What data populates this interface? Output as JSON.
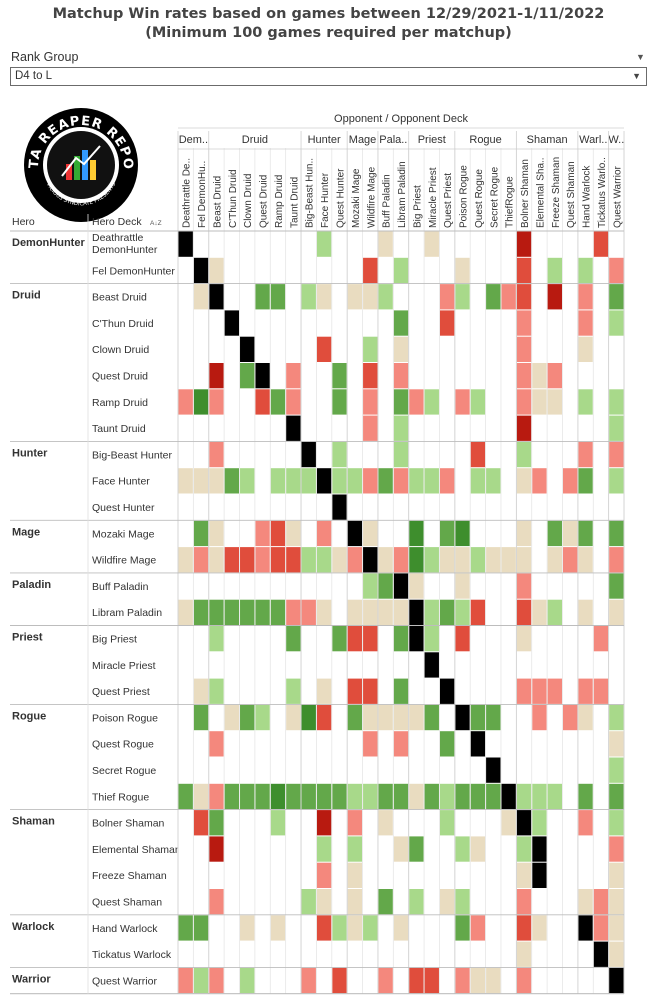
{
  "title_line1": "Matchup Win rates based on games between 12/29/2021-1/11/2022",
  "title_line2": "(Minimum 100 games required per matchup)",
  "filter": {
    "label": "Rank Group",
    "selected": "D4 to L"
  },
  "logo": {
    "top_text": "DATA REAPER REPORT",
    "bottom_text": "VICIOUS SYNDICATE PRESENTS"
  },
  "colors": {
    "dark_green": "#3e8e2d",
    "mid_green": "#63a84a",
    "light_green": "#a8d98a",
    "tan": "#e9dcc0",
    "light_red": "#f4887d",
    "mid_red": "#e04d3c",
    "dark_red": "#b81a10",
    "mirror": "#000000"
  },
  "chart_data": {
    "type": "heatmap",
    "header_title": "Opponent / Opponent Deck",
    "row_header_hero": "Hero",
    "row_header_deck": "Hero Deck",
    "column_groups": [
      {
        "label": "Dem..",
        "span": 2
      },
      {
        "label": "Druid",
        "span": 6
      },
      {
        "label": "Hunter",
        "span": 3
      },
      {
        "label": "Mage",
        "span": 2
      },
      {
        "label": "Pala..",
        "span": 2
      },
      {
        "label": "Priest",
        "span": 3
      },
      {
        "label": "Rogue",
        "span": 4
      },
      {
        "label": "Shaman",
        "span": 4
      },
      {
        "label": "Warl..",
        "span": 2
      },
      {
        "label": "W..",
        "span": 1
      }
    ],
    "columns": [
      "Deathrattle De..",
      "Fel DemonHu..",
      "Beast Druid",
      "C'Thun Druid",
      "Clown Druid",
      "Quest Druid",
      "Ramp Druid",
      "Taunt Druid",
      "Big-Beast Hun..",
      "Face Hunter",
      "Quest Hunter",
      "Mozaki Mage",
      "Wildfire Mage",
      "Buff Paladin",
      "Libram Paladin",
      "Big Priest",
      "Miracle Priest",
      "Quest Priest",
      "Poison Rogue",
      "Quest Rogue",
      "Secret Rogue",
      "ThiefRogue",
      "Bolner Shaman",
      "Elemental Sha..",
      "Freeze Shaman",
      "Quest Shaman",
      "Hand Warlock",
      "Tickatus Warlo..",
      "Quest Warrior"
    ],
    "row_groups": [
      {
        "hero": "DemonHunter",
        "decks": [
          "Deathrattle DemonHunter",
          "Fel DemonHunter"
        ]
      },
      {
        "hero": "Druid",
        "decks": [
          "Beast Druid",
          "C'Thun Druid",
          "Clown Druid",
          "Quest Druid",
          "Ramp Druid",
          "Taunt Druid"
        ]
      },
      {
        "hero": "Hunter",
        "decks": [
          "Big-Beast Hunter",
          "Face Hunter",
          "Quest Hunter"
        ]
      },
      {
        "hero": "Mage",
        "decks": [
          "Mozaki Mage",
          "Wildfire Mage"
        ]
      },
      {
        "hero": "Paladin",
        "decks": [
          "Buff Paladin",
          "Libram Paladin"
        ]
      },
      {
        "hero": "Priest",
        "decks": [
          "Big Priest",
          "Miracle Priest",
          "Quest Priest"
        ]
      },
      {
        "hero": "Rogue",
        "decks": [
          "Poison Rogue",
          "Quest Rogue",
          "Secret Rogue",
          "Thief Rogue"
        ]
      },
      {
        "hero": "Shaman",
        "decks": [
          "Bolner Shaman",
          "Elemental Shaman",
          "Freeze Shaman",
          "Quest Shaman"
        ]
      },
      {
        "hero": "Warlock",
        "decks": [
          "Hand Warlock",
          "Tickatus Warlock"
        ]
      },
      {
        "hero": "Warrior",
        "decks": [
          "Quest Warrior"
        ]
      }
    ],
    "legend_codes": {
      "0": "no data",
      "1": "dark_green",
      "2": "mid_green",
      "3": "light_green",
      "4": "tan",
      "5": "light_red",
      "6": "mid_red",
      "7": "dark_red",
      "9": "mirror"
    },
    "matrix": [
      "90000000030004004000007000060",
      "09400000000060300040006030305",
      "04900220340443000530256070502",
      "00090000000000200600005000503",
      "00009000060030400000005000400",
      "00702905002060500000005450000",
      "51500625002050253053005440303",
      "00000009000050300000007000003",
      "00500000903000300006003000505",
      "44423033393352533503304505203",
      "00000000009000000000000000000",
      "02400564050940010210004024202",
      "45466566334594513443444045405",
      "00000000000032940040005000002",
      "42222225540444493236006430404",
      "00300002002660293060004000050",
      "00000000000000009000000000000",
      "04300003040660200900005550550",
      "02042304160244442092200505403",
      "00500000000050500209000000004",
      "00000000000000000000900000003",
      "24522212222332242322293330202",
      "06200030070504000300049300503",
      "00700000030300420034003900005",
      "00000000050400000000004900004",
      "00500000340402030430005000454",
      "22004040063430400025006400954",
      "00000000000000000000004000094",
      "53503000506005066054405000009"
    ]
  }
}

..............................

* GOAL OF THE EXERCISE
Without the pictures, reproduce every line of the records above exactly.

* ANSWER TO THIS PROBLEM
What data populates this interface? Output as JSON.
{
  "title_line1": "Matchup Win rates based on games between 12/29/2021-1/11/2022",
  "title_line2": "(Minimum 100 games required per matchup)",
  "filter": {
    "label": "Rank Group",
    "selected": "D4 to L"
  },
  "logo": {
    "top_text": "DATA REAPER REPORT",
    "bottom_text": "VICIOUS SYNDICATE PRESENTS"
  },
  "colors": {
    "dark_green": "#3e8e2d",
    "mid_green": "#63a84a",
    "light_green": "#a8d98a",
    "tan": "#e9dcc0",
    "light_red": "#f4887d",
    "mid_red": "#e04d3c",
    "dark_red": "#b81a10",
    "mirror": "#000000"
  },
  "chart_data": {
    "type": "heatmap",
    "header_title": "Opponent / Opponent Deck",
    "row_header_hero": "Hero",
    "row_header_deck": "Hero Deck",
    "column_groups": [
      {
        "label": "Dem..",
        "span": 2
      },
      {
        "label": "Druid",
        "span": 6
      },
      {
        "label": "Hunter",
        "span": 3
      },
      {
        "label": "Mage",
        "span": 2
      },
      {
        "label": "Pala..",
        "span": 2
      },
      {
        "label": "Priest",
        "span": 3
      },
      {
        "label": "Rogue",
        "span": 4
      },
      {
        "label": "Shaman",
        "span": 4
      },
      {
        "label": "Warl..",
        "span": 2
      },
      {
        "label": "W..",
        "span": 1
      }
    ],
    "columns": [
      "Deathrattle De..",
      "Fel DemonHu..",
      "Beast Druid",
      "C'Thun Druid",
      "Clown Druid",
      "Quest Druid",
      "Ramp Druid",
      "Taunt Druid",
      "Big-Beast Hun..",
      "Face Hunter",
      "Quest Hunter",
      "Mozaki Mage",
      "Wildfire Mage",
      "Buff Paladin",
      "Libram Paladin",
      "Big Priest",
      "Miracle Priest",
      "Quest Priest",
      "Poison Rogue",
      "Quest Rogue",
      "Secret Rogue",
      "ThiefRogue",
      "Bolner Shaman",
      "Elemental Sha..",
      "Freeze Shaman",
      "Quest Shaman",
      "Hand Warlock",
      "Tickatus Warlo..",
      "Quest Warrior"
    ],
    "row_groups": [
      {
        "hero": "DemonHunter",
        "decks": [
          "Deathrattle DemonHunter",
          "Fel DemonHunter"
        ]
      },
      {
        "hero": "Druid",
        "decks": [
          "Beast Druid",
          "C'Thun Druid",
          "Clown Druid",
          "Quest Druid",
          "Ramp Druid",
          "Taunt Druid"
        ]
      },
      {
        "hero": "Hunter",
        "decks": [
          "Big-Beast Hunter",
          "Face Hunter",
          "Quest Hunter"
        ]
      },
      {
        "hero": "Mage",
        "decks": [
          "Mozaki Mage",
          "Wildfire Mage"
        ]
      },
      {
        "hero": "Paladin",
        "decks": [
          "Buff Paladin",
          "Libram Paladin"
        ]
      },
      {
        "hero": "Priest",
        "decks": [
          "Big Priest",
          "Miracle Priest",
          "Quest Priest"
        ]
      },
      {
        "hero": "Rogue",
        "decks": [
          "Poison Rogue",
          "Quest Rogue",
          "Secret Rogue",
          "Thief Rogue"
        ]
      },
      {
        "hero": "Shaman",
        "decks": [
          "Bolner Shaman",
          "Elemental Shaman",
          "Freeze Shaman",
          "Quest Shaman"
        ]
      },
      {
        "hero": "Warlock",
        "decks": [
          "Hand Warlock",
          "Tickatus Warlock"
        ]
      },
      {
        "hero": "Warrior",
        "decks": [
          "Quest Warrior"
        ]
      }
    ],
    "legend_codes": {
      "0": "no data",
      "1": "dark_green",
      "2": "mid_green",
      "3": "light_green",
      "4": "tan",
      "5": "light_red",
      "6": "mid_red",
      "7": "dark_red",
      "9": "mirror"
    },
    "matrix": [
      "90000000030004004000007000060",
      "09400000000060300040006030305",
      "04900220340443000530256070502",
      "00090000000000200600005000503",
      "00009000060030400000005000400",
      "00702905002060500000005450000",
      "51500625002050253053005440303",
      "00000009000050300000007000003",
      "00500000903000300006003000505",
      "44423033393352533503304505203",
      "00000000009000000000000000000",
      "02400564050940010210004024202",
      "45466566334594513443444045405",
      "00000000000032940040005000002",
      "42222225540444493236006430404",
      "00300002002660293060004000050",
      "00000000000000009000000000000",
      "04300003040660200900005550550",
      "02042304160244442092200505403",
      "00500000000050500209000000004",
      "00000000000000000000900000003",
      "24522212222332242322293330202",
      "06200030070504000300049300503",
      "00700000030300420034003900005",
      "00000000050400000000004900004",
      "00500000340402030430005000454",
      "22004040063430400025006400954",
      "00000000000000000000004000094",
      "53503000506005066054405000009"
    ]
  }
}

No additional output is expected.